[Written request]: Put the lines of the records, from the first one through the line containing "shear-row-effsb: Effec. (SB): 5.5", into a numbered list. Leave out blank lines.
┄┄┄┄┄┄
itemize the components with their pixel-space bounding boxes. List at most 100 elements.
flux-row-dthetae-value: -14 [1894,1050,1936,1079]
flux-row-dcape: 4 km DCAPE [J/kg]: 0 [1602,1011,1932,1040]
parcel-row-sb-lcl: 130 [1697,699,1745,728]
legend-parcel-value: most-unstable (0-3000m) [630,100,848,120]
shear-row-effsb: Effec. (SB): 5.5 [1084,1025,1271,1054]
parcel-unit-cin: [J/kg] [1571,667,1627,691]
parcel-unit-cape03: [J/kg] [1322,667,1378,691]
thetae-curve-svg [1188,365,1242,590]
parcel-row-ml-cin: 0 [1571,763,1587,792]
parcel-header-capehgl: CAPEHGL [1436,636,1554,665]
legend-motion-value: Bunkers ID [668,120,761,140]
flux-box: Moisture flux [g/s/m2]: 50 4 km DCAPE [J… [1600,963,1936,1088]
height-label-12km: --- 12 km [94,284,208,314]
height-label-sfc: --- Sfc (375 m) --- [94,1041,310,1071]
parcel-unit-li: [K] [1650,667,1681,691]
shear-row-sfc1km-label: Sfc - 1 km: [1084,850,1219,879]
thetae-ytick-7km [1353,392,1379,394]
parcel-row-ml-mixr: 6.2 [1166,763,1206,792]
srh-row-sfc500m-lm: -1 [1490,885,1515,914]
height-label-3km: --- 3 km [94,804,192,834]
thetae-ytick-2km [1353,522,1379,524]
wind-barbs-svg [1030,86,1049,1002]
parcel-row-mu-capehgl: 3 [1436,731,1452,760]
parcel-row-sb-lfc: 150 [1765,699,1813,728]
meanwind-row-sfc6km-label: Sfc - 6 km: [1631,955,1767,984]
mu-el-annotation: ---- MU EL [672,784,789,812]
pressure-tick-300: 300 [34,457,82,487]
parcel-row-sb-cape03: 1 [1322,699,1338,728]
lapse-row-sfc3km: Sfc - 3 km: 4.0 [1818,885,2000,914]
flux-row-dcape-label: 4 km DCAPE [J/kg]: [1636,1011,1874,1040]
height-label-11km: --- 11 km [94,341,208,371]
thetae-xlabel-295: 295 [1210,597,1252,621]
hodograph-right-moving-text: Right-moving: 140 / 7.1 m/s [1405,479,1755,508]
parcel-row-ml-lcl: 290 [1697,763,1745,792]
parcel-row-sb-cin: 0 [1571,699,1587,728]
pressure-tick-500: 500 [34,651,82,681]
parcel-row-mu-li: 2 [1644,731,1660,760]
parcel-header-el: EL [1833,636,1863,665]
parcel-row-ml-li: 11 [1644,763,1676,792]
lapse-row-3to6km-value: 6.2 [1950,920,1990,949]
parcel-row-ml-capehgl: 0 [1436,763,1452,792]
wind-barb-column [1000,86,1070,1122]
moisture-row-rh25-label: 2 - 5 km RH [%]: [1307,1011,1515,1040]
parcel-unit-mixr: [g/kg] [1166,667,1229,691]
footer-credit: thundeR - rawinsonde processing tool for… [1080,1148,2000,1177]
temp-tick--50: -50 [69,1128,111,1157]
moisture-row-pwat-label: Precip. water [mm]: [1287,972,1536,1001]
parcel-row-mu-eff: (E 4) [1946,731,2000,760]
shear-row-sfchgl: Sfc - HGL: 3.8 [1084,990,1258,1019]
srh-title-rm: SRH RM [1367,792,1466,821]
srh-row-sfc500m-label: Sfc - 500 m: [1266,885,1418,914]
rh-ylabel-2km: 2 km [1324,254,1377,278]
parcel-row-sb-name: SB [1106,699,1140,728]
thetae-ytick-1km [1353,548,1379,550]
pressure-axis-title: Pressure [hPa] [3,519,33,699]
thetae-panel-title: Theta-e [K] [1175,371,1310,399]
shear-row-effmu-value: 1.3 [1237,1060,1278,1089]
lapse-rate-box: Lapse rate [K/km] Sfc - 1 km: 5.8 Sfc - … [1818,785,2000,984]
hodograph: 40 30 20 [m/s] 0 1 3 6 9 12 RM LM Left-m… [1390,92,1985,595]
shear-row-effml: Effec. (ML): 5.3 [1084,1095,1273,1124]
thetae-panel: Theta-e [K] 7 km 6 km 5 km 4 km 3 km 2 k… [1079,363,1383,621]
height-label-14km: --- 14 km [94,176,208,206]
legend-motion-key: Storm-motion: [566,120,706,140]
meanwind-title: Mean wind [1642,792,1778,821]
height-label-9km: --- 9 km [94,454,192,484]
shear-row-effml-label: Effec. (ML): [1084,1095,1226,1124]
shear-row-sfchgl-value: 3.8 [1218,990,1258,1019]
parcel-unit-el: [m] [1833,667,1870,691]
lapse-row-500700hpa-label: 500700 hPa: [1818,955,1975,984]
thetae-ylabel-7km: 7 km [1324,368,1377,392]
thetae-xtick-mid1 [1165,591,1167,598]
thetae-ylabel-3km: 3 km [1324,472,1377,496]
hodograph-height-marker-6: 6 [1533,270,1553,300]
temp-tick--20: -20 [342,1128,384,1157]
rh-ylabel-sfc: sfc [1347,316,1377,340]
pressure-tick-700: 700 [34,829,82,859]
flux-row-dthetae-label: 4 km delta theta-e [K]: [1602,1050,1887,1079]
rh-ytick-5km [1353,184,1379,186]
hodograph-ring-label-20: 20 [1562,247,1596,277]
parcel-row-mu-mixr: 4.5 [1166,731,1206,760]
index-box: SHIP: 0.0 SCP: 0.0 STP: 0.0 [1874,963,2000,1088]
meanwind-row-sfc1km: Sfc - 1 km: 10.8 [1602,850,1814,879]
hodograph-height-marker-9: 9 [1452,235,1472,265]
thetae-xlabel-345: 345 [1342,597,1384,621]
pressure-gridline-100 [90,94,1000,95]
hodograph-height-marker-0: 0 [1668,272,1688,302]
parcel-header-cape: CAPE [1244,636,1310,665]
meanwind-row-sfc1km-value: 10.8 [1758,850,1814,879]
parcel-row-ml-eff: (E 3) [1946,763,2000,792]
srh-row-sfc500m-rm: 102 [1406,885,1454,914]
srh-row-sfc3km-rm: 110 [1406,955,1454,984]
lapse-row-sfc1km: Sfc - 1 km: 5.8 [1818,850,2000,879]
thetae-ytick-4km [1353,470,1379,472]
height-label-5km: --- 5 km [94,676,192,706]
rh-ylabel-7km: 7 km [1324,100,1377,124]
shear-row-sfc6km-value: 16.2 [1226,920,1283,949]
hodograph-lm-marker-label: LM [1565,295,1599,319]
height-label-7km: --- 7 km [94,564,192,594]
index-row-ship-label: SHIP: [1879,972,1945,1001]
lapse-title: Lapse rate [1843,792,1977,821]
┄┄┄┄┄┄
[Written solution]:
1. itemize the components with their pixel-space bounding boxes. List at most 100 elements.
2. flux-row-dthetae-value: -14 [1894,1050,1936,1079]
3. flux-row-dcape: 4 km DCAPE [J/kg]: 0 [1602,1011,1932,1040]
4. parcel-row-sb-lcl: 130 [1697,699,1745,728]
5. legend-parcel-value: most-unstable (0-3000m) [630,100,848,120]
6. shear-row-effsb: Effec. (SB): 5.5 [1084,1025,1271,1054]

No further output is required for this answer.